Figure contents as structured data
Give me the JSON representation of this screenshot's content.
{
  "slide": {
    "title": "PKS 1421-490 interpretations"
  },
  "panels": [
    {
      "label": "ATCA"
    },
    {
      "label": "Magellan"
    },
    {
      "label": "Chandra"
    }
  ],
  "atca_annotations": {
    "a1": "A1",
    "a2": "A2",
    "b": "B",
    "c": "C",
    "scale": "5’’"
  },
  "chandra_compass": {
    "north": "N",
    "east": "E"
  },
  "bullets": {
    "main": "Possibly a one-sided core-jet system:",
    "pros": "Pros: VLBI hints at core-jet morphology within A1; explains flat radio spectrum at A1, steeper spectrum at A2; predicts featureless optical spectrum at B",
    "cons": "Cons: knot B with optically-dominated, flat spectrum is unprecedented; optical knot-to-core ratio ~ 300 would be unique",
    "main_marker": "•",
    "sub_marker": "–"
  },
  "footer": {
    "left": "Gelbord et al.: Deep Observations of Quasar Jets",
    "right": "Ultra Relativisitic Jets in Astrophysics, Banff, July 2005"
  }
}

● Your objective:
Type out the full listing again, exactly as given.

● Exercise response:
Give me the JSON representation of this screenshot's content.
{
  "slide": {
    "title": "PKS 1421-490 interpretations"
  },
  "panels": [
    {
      "label": "ATCA"
    },
    {
      "label": "Magellan"
    },
    {
      "label": "Chandra"
    }
  ],
  "atca_annotations": {
    "a1": "A1",
    "a2": "A2",
    "b": "B",
    "c": "C",
    "scale": "5’’"
  },
  "chandra_compass": {
    "north": "N",
    "east": "E"
  },
  "bullets": {
    "main": "Possibly a one-sided core-jet system:",
    "pros": "Pros: VLBI hints at core-jet morphology within A1; explains flat radio spectrum at A1, steeper spectrum at A2; predicts featureless optical spectrum at B",
    "cons": "Cons: knot B with optically-dominated, flat spectrum is unprecedented; optical knot-to-core ratio ~ 300 would be unique",
    "main_marker": "•",
    "sub_marker": "–"
  },
  "footer": {
    "left": "Gelbord et al.: Deep Observations of Quasar Jets",
    "right": "Ultra Relativisitic Jets in Astrophysics, Banff, July 2005"
  }
}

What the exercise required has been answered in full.